## Document passage

** Start **

10 insights: Super Pumped (Origin story of Uber)

Mike Issac’s book “Super pumped” is a deep dive into the origin story of Uber and the rise and downfall of Travis Kalanick. Uber has been the “unicorn” of the last decade and I was already aware of a lot of things that were discussed in the book. However, it was still helpful to read about Uber’s journey in a single book format. Some insights/interesting stories for the book are as follows:


Uber’s original 14 values:

  1. Always Be Hustlin’

  2. Be An Owner, Not Renter

  3. Big Bold Bets

  4. Celebrate Cities

  5. Customer Obsession

  6. Inside Out

  7. Let Builders Build

  8. Make Magic

  9. Meritocracy & Toe-Stepping

  10. Optimistic Leadership

  11. Principled Confrontation

  12. Super Pumped

  13. Champions Mindset/ Winning

  14. Be Yourself

“Super pumped-ness is all about moving the team forward, working long hours—pretty much a do-whatever-it-takes attitude to move the company in the right direction,” as one Uber employee explained the term.



[On how the idea of Uber came to Garrett Camp, one of the co-founders of Uber]

The taxi system’s unreliability compelled Garrett Camp to create hacks and workarounds. One trick he devised was dialing up all the major taxi services in the city, one after the other, to ask for a pickup. He’d take the first cab that arrived and ignore the rest. It was a dick move, but he felt justified; after all, they flaked on him most of the time.

The seeds of Uber first came to him during a Bond flick. Camp was relaxing at his new luxury apartment in South Park when he decided to watch a movie. Casino Royale…There was a moment when Bond was driving a Ford through the sunny streets of Nassau, approaching a beachfront resort on the sparkling blue Bahamian seaside. What caught his eye was a small flourish on Bond’s cell phone as he drove through the beach scape. The phone, a boxy, silver Ericsson antiquated by later standards (it still had a numerical push-button keypad!) displayed a GPS-based map on its tiny screen. Bond was watching himself—a small arrow icon gliding across a dark green bitmapped grid—as his car moved across the Nassau landscape, inching toward The Ocean Club.

** End **

## Brief
Reproduce the stretch of the Uber origin piece from "The seeds of" through "The Ocean Club.", swapping "Ericsson" for "Nokia".

## Recorded data

** Start **

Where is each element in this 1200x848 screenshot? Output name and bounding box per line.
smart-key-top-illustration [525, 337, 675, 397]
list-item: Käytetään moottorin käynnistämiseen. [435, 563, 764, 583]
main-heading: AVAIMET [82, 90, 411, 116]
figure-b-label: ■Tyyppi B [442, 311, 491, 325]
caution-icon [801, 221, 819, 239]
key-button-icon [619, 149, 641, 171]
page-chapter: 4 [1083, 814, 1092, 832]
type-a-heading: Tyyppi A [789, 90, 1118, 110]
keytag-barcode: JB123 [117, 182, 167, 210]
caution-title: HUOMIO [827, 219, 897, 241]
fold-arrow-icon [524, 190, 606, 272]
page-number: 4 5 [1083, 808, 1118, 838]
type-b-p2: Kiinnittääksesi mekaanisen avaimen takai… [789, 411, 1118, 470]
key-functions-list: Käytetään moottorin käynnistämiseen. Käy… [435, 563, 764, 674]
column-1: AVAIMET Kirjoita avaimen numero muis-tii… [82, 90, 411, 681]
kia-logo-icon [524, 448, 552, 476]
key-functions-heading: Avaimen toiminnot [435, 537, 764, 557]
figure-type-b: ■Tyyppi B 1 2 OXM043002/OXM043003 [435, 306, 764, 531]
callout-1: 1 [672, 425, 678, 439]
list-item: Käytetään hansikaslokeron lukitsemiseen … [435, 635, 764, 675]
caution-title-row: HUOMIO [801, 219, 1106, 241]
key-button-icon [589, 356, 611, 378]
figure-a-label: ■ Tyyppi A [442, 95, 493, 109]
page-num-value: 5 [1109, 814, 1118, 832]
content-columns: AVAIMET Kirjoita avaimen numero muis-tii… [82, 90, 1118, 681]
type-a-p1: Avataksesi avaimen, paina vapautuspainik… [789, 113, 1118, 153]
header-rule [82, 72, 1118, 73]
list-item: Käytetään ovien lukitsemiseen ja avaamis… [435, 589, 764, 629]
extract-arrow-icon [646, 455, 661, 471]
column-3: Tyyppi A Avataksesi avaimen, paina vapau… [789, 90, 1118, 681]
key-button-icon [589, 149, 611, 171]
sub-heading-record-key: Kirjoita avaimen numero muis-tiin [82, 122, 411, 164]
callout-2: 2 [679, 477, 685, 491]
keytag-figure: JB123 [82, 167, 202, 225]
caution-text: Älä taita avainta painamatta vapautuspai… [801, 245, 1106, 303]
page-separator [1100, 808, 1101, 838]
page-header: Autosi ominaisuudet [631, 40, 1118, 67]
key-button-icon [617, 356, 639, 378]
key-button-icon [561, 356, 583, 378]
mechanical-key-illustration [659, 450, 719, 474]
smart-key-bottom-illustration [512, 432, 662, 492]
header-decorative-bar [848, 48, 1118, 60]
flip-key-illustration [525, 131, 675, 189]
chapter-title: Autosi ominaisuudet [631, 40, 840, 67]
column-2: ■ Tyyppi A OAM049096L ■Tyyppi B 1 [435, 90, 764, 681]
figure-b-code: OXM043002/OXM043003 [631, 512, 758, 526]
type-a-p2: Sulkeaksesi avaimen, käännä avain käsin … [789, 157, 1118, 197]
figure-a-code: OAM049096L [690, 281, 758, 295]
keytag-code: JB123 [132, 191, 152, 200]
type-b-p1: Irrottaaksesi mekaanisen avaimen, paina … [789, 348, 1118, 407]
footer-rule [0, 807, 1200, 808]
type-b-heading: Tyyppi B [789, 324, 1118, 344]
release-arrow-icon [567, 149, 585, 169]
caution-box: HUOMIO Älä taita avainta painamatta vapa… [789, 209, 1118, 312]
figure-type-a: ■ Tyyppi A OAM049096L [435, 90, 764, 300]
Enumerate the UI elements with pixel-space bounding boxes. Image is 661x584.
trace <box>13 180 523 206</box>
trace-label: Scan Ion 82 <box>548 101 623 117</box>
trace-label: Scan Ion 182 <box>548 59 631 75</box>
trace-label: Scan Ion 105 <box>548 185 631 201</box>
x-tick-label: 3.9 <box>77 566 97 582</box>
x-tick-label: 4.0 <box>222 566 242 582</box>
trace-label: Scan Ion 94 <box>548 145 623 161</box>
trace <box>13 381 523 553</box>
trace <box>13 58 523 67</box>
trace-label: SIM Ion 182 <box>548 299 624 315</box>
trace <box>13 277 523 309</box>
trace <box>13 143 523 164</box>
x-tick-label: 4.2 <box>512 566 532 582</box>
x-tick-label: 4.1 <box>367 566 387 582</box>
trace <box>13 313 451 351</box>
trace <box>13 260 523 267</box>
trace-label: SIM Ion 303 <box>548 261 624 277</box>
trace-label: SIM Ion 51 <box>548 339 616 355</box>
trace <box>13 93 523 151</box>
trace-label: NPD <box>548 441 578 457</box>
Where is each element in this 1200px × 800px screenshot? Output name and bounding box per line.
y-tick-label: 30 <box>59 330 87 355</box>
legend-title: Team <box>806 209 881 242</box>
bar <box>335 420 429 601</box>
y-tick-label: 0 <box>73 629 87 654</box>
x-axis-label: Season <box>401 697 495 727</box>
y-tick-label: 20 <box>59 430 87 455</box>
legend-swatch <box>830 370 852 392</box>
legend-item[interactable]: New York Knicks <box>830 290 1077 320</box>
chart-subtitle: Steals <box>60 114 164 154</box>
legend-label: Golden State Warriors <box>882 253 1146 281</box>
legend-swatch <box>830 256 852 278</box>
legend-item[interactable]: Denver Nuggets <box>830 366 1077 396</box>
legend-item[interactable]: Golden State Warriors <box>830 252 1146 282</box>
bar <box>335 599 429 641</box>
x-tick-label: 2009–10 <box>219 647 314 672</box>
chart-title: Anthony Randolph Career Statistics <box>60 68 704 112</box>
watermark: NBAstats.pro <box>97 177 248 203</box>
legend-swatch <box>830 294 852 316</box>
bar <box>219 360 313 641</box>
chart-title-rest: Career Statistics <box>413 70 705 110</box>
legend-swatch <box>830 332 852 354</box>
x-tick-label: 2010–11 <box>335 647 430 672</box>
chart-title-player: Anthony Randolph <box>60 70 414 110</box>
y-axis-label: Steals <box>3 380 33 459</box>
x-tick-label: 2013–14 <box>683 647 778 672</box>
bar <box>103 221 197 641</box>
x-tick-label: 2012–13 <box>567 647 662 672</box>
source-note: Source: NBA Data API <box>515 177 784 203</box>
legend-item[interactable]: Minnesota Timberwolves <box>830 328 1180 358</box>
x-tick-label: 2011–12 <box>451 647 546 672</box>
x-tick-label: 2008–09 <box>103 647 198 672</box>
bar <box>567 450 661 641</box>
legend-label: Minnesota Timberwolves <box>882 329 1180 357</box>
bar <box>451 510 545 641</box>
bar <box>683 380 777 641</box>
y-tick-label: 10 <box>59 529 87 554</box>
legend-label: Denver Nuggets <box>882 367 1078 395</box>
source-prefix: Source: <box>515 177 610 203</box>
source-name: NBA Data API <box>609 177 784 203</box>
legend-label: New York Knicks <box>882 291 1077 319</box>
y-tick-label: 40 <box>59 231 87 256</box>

** End **

## Full response
The seeds of Uber first came to him during a Bond flick. Camp was relaxing at his new luxury apartment in South Park when he decided to watch a movie. Casino Royale…There was a moment when Bond was driving a Ford through the sunny streets of Nassau, approaching a beachfront resort on the sparkling blue Bahamian seaside. What caught his eye was a small flourish on Bond’s cell phone as he drove through the beach scape. The phone, a boxy, silver Nokia antiquated by later standards (it still had a numerical push-button keypad!) displayed a GPS-based map on its tiny screen. Bond was watching himself—a small arrow icon gliding across a dark green bitmapped grid—as his car moved across the Nassau landscape, inching toward The Ocean Club.